#### AIM
Reproduce exactly the lines from the one containing "Give me the" through the end of the entries, including both. Drop the pictures.
##### TASK INPUTS #####
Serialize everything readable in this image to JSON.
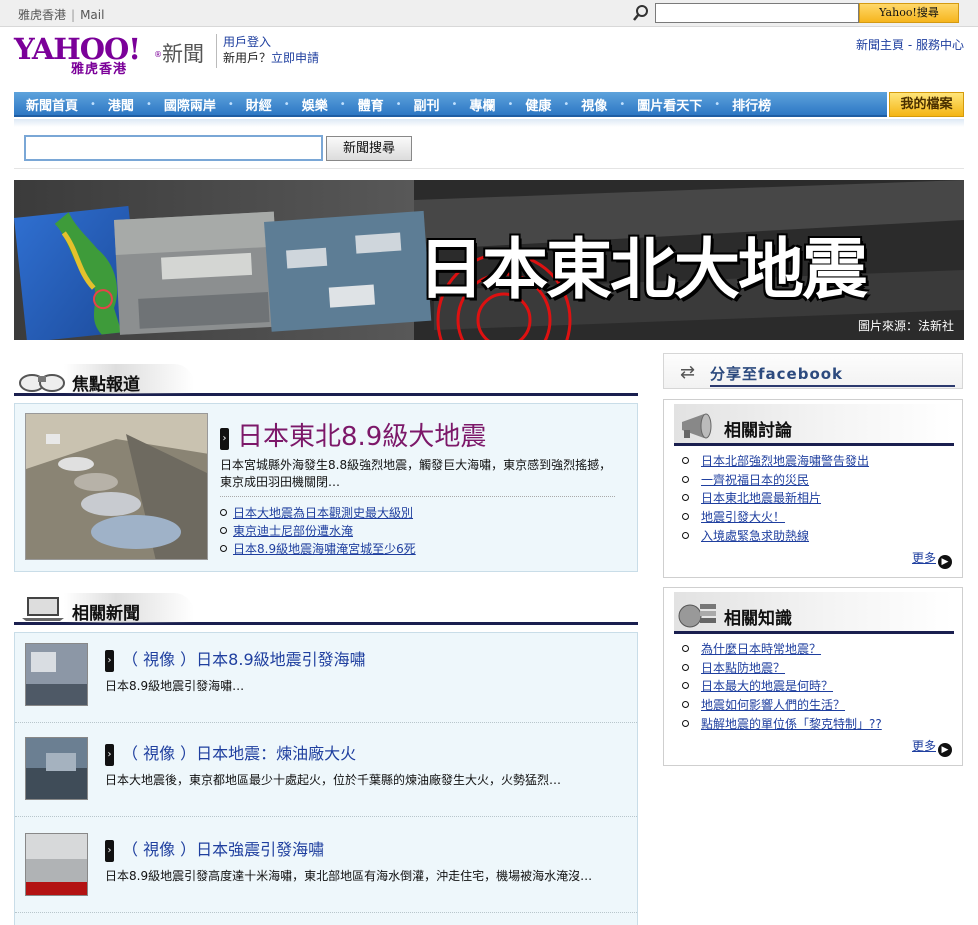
{
  "topbar": {
    "util_links": [
      "雅虎香港",
      "Mail"
    ],
    "search_value": "",
    "search_button": "Yahoo!搜尋"
  },
  "header": {
    "logo_text": "YAHOO!",
    "logo_sub": "雅虎香港",
    "section_name": "新聞",
    "login_link": "用戶登入",
    "new_user_prefix": "新用戶？",
    "register_link": "立即申請",
    "home_link": "新聞主頁",
    "link_sep": " - ",
    "service_link": "服務中心"
  },
  "nav": {
    "items": [
      "新聞首頁",
      "港聞",
      "國際兩岸",
      "財經",
      "娛樂",
      "體育",
      "副刊",
      "專欄",
      "健康",
      "視像",
      "圖片看天下",
      "排行榜"
    ],
    "my_page": "我的檔案"
  },
  "news_search": {
    "value": "",
    "button": "新聞搜尋"
  },
  "banner": {
    "title": "日本東北大地震",
    "credit": "圖片來源：法新社"
  },
  "focus": {
    "heading": "焦點報道",
    "headline": "日本東北8.9級大地震",
    "description": "日本宮城縣外海發生8.8級強烈地震，觸發巨大海嘯，東京感到強烈搖撼，東京成田羽田機關閉…",
    "links": [
      "日本大地震為日本觀測史最大級別",
      "東京迪士尼部份遭水淹",
      "日本8.9級地震海嘯淹宮城至少6死"
    ]
  },
  "related_news": {
    "heading": "相關新聞",
    "items": [
      {
        "title": "（ 視像 ）日本8.9級地震引發海嘯",
        "snippet": "日本8.9級地震引發海嘯…"
      },
      {
        "title": "（ 視像 ）日本地震：煉油廠大火",
        "snippet": "日本大地震後，東京都地區最少十處起火，位於千葉縣的煉油廠發生大火，火勢猛烈…"
      },
      {
        "title": "（ 視像 ）日本強震引發海嘯",
        "snippet": "日本8.9級地震引發高度達十米海嘯，東北部地區有海水倒灌，沖走住宅，機場被海水淹沒…"
      }
    ]
  },
  "sidebar": {
    "facebook_share": "分享至facebook",
    "discussion": {
      "heading": "相關討論",
      "links": [
        "日本北部強烈地震海嘯警告發出",
        "一齊祝福日本的災民",
        "日本東北地震最新相片",
        "地震引發大火！",
        "入境處緊急求助熱線"
      ],
      "more": "更多"
    },
    "knowledge": {
      "heading": "相關知識",
      "links": [
        "為什麼日本時常地震？",
        "日本點防地震？",
        "日本最大的地震是何時？",
        "地震如何影響人們的生活？",
        "點解地震的單位係「黎克特制」??"
      ],
      "more": "更多"
    }
  },
  "colors": {
    "brand_purple": "#7b0099",
    "nav_blue": "#2d77c4",
    "link_blue": "#1f3f9f",
    "headline_plum": "#7c1869",
    "box_bg": "#eef7fb"
  }
}
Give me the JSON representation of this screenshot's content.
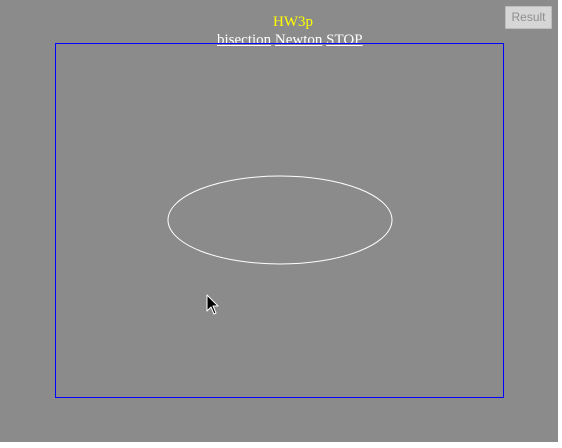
{
  "app": {
    "title": "HW3p"
  },
  "menu": {
    "items": [
      {
        "label": "bisection"
      },
      {
        "label": "Newton"
      },
      {
        "label": "STOP"
      }
    ]
  },
  "toolbar": {
    "result_label": "Result",
    "result_enabled": false
  },
  "colors": {
    "background": "#8b8b8b",
    "title": "#ffff00",
    "menu_text": "#ffffff",
    "canvas_border": "#0000ff",
    "shape_stroke": "#ffffff"
  },
  "canvas": {
    "shape": "ellipse-icon"
  },
  "cursor": {
    "icon": "arrow-cursor-icon"
  }
}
#####
#### RESULT FOR THIS TASK
Give me the JSON representation of this screenshot's content.
{
  "app": {
    "title": "HW3p"
  },
  "menu": {
    "items": [
      {
        "label": "bisection"
      },
      {
        "label": "Newton"
      },
      {
        "label": "STOP"
      }
    ]
  },
  "toolbar": {
    "result_label": "Result",
    "result_enabled": false
  },
  "colors": {
    "background": "#8b8b8b",
    "title": "#ffff00",
    "menu_text": "#ffffff",
    "canvas_border": "#0000ff",
    "shape_stroke": "#ffffff"
  },
  "canvas": {
    "shape": "ellipse-icon"
  },
  "cursor": {
    "icon": "arrow-cursor-icon"
  }
}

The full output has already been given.